## To do
Copy each entry as it stands, leaving nothing out.

## Given records
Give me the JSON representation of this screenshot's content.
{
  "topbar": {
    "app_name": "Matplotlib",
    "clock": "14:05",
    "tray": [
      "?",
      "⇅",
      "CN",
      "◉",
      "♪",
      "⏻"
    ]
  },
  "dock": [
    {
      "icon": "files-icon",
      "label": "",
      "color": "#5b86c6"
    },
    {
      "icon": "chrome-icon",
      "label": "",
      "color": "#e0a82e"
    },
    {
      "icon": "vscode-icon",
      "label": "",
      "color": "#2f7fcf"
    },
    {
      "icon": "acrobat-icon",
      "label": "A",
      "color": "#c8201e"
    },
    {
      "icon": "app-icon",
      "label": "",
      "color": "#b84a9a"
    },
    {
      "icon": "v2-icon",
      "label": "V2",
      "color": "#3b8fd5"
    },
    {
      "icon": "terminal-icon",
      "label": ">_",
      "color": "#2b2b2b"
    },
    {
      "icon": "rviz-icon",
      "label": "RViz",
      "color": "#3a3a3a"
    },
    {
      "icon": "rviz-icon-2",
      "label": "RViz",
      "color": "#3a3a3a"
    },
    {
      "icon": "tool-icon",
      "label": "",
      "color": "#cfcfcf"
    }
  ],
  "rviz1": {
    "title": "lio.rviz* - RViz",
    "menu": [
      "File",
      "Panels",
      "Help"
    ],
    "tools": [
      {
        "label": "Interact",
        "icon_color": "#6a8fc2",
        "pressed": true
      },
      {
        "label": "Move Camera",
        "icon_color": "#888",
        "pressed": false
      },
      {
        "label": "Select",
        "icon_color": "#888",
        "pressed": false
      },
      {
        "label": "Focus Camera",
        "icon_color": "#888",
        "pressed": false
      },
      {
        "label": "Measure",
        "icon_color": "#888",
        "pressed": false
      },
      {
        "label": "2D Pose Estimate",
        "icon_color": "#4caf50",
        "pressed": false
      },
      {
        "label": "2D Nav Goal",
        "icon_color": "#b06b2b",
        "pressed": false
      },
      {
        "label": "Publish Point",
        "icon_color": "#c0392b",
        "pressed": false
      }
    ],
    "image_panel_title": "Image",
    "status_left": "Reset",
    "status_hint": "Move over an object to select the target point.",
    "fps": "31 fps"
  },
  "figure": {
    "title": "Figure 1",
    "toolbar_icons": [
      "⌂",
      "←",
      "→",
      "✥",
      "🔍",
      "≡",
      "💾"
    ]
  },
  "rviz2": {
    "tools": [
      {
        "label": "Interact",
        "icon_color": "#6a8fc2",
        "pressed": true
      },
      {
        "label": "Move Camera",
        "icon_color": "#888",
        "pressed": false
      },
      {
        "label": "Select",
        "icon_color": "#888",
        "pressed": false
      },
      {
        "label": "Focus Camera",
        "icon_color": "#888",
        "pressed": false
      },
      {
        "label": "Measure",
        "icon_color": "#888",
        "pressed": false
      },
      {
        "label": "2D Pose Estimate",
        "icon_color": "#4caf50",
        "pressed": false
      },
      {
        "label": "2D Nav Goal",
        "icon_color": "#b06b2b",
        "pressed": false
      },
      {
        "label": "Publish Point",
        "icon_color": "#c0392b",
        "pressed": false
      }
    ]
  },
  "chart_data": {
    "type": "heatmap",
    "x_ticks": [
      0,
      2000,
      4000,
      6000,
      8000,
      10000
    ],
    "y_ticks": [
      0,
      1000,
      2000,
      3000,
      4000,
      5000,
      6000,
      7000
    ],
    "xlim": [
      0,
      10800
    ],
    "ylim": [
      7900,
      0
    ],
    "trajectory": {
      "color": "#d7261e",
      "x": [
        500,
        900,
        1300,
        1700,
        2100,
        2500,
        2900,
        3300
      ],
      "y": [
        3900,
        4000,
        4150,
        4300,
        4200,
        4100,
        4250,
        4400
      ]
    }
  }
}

## Response for this exercise
Give me the JSON representation of this screenshot's content.
{
  "topbar": {
    "app_name": "Matplotlib",
    "clock": "14:05",
    "tray": [
      "?",
      "⇅",
      "CN",
      "◉",
      "♪",
      "⏻"
    ]
  },
  "dock": [
    {
      "icon": "files-icon",
      "label": "",
      "color": "#5b86c6"
    },
    {
      "icon": "chrome-icon",
      "label": "",
      "color": "#e0a82e"
    },
    {
      "icon": "vscode-icon",
      "label": "",
      "color": "#2f7fcf"
    },
    {
      "icon": "acrobat-icon",
      "label": "A",
      "color": "#c8201e"
    },
    {
      "icon": "app-icon",
      "label": "",
      "color": "#b84a9a"
    },
    {
      "icon": "v2-icon",
      "label": "V2",
      "color": "#3b8fd5"
    },
    {
      "icon": "terminal-icon",
      "label": ">_",
      "color": "#2b2b2b"
    },
    {
      "icon": "rviz-icon",
      "label": "RViz",
      "color": "#3a3a3a"
    },
    {
      "icon": "rviz-icon-2",
      "label": "RViz",
      "color": "#3a3a3a"
    },
    {
      "icon": "tool-icon",
      "label": "",
      "color": "#cfcfcf"
    }
  ],
  "rviz1": {
    "title": "lio.rviz* - RViz",
    "menu": [
      "File",
      "Panels",
      "Help"
    ],
    "tools": [
      {
        "label": "Interact",
        "icon_color": "#6a8fc2",
        "pressed": true
      },
      {
        "label": "Move Camera",
        "icon_color": "#888",
        "pressed": false
      },
      {
        "label": "Select",
        "icon_color": "#888",
        "pressed": false
      },
      {
        "label": "Focus Camera",
        "icon_color": "#888",
        "pressed": false
      },
      {
        "label": "Measure",
        "icon_color": "#888",
        "pressed": false
      },
      {
        "label": "2D Pose Estimate",
        "icon_color": "#4caf50",
        "pressed": false
      },
      {
        "label": "2D Nav Goal",
        "icon_color": "#b06b2b",
        "pressed": false
      },
      {
        "label": "Publish Point",
        "icon_color": "#c0392b",
        "pressed": false
      }
    ],
    "image_panel_title": "Image",
    "status_left": "Reset",
    "status_hint": "Move over an object to select the target point.",
    "fps": "31 fps"
  },
  "figure": {
    "title": "Figure 1",
    "toolbar_icons": [
      "⌂",
      "←",
      "→",
      "✥",
      "🔍",
      "≡",
      "💾"
    ]
  },
  "rviz2": {
    "tools": [
      {
        "label": "Interact",
        "icon_color": "#6a8fc2",
        "pressed": true
      },
      {
        "label": "Move Camera",
        "icon_color": "#888",
        "pressed": false
      },
      {
        "label": "Select",
        "icon_color": "#888",
        "pressed": false
      },
      {
        "label": "Focus Camera",
        "icon_color": "#888",
        "pressed": false
      },
      {
        "label": "Measure",
        "icon_color": "#888",
        "pressed": false
      },
      {
        "label": "2D Pose Estimate",
        "icon_color": "#4caf50",
        "pressed": false
      },
      {
        "label": "2D Nav Goal",
        "icon_color": "#b06b2b",
        "pressed": false
      },
      {
        "label": "Publish Point",
        "icon_color": "#c0392b",
        "pressed": false
      }
    ]
  },
  "chart_data": {
    "type": "heatmap",
    "x_ticks": [
      0,
      2000,
      4000,
      6000,
      8000,
      10000
    ],
    "y_ticks": [
      0,
      1000,
      2000,
      3000,
      4000,
      5000,
      6000,
      7000
    ],
    "xlim": [
      0,
      10800
    ],
    "ylim": [
      7900,
      0
    ],
    "trajectory": {
      "color": "#d7261e",
      "x": [
        500,
        900,
        1300,
        1700,
        2100,
        2500,
        2900,
        3300
      ],
      "y": [
        3900,
        4000,
        4150,
        4300,
        4200,
        4100,
        4250,
        4400
      ]
    }
  }
}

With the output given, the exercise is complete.